# Goal:
Go through the listing and set it down exactly, leaving out its pictures.

Stored data:
════

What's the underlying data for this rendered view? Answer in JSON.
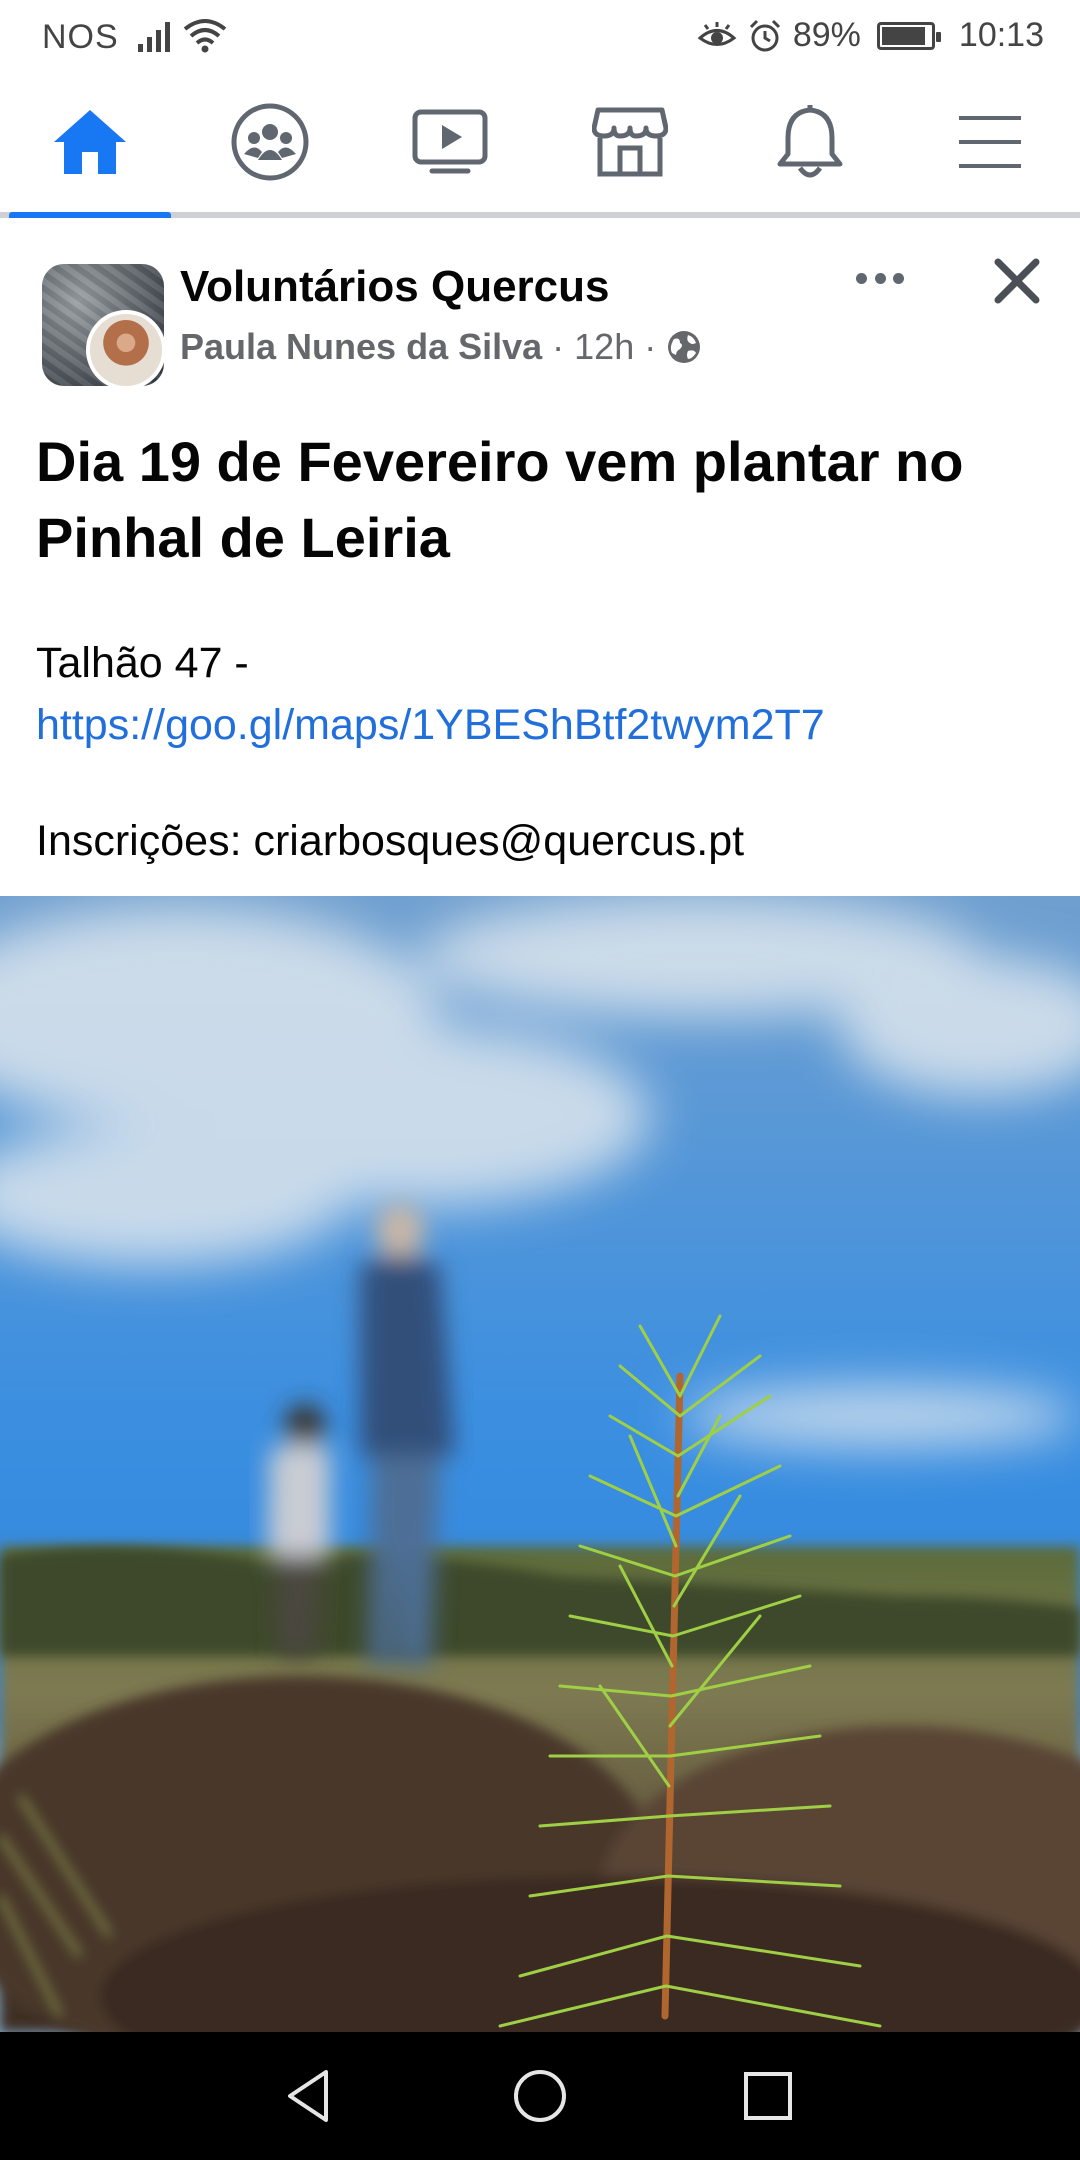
{
  "status_bar": {
    "carrier": "NOS",
    "battery": "89%",
    "battery_level": 0.89,
    "time": "10:13"
  },
  "nav": {
    "items": [
      {
        "icon": "home-icon",
        "active": true
      },
      {
        "icon": "groups-icon",
        "active": false
      },
      {
        "icon": "watch-icon",
        "active": false
      },
      {
        "icon": "marketplace-icon",
        "active": false
      },
      {
        "icon": "notifications-icon",
        "active": false
      },
      {
        "icon": "menu-icon",
        "active": false
      }
    ],
    "accent_color": "#1877f2"
  },
  "post": {
    "group_name": "Voluntários Quercus",
    "author": "Paula Nunes da Silva",
    "separator": "·",
    "time": "12h",
    "privacy_icon": "globe-icon",
    "title": "Dia 19 de Fevereiro vem plantar no Pinhal de Leiria",
    "body_prefix": "Talhão 47 -",
    "link": "https://goo.gl/maps/1YBEShBtf2twym2T7",
    "contact": "Inscrições: criarbosques@quercus.pt",
    "link_color": "#216fdb"
  },
  "system_nav": {
    "back_icon": "back-icon",
    "home_icon": "circle-home-icon",
    "recents_icon": "recents-icon"
  }
}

════

# Solution to this exercise:
What's the underlying data for this rendered view? Answer in JSON.
{
  "status_bar": {
    "carrier": "NOS",
    "battery": "89%",
    "battery_level": 0.89,
    "time": "10:13"
  },
  "nav": {
    "items": [
      {
        "icon": "home-icon",
        "active": true
      },
      {
        "icon": "groups-icon",
        "active": false
      },
      {
        "icon": "watch-icon",
        "active": false
      },
      {
        "icon": "marketplace-icon",
        "active": false
      },
      {
        "icon": "notifications-icon",
        "active": false
      },
      {
        "icon": "menu-icon",
        "active": false
      }
    ],
    "accent_color": "#1877f2"
  },
  "post": {
    "group_name": "Voluntários Quercus",
    "author": "Paula Nunes da Silva",
    "separator": "·",
    "time": "12h",
    "privacy_icon": "globe-icon",
    "title": "Dia 19 de Fevereiro vem plantar no Pinhal de Leiria",
    "body_prefix": "Talhão 47 -",
    "link": "https://goo.gl/maps/1YBEShBtf2twym2T7",
    "contact": "Inscrições: criarbosques@quercus.pt",
    "link_color": "#216fdb"
  },
  "system_nav": {
    "back_icon": "back-icon",
    "home_icon": "circle-home-icon",
    "recents_icon": "recents-icon"
  }
}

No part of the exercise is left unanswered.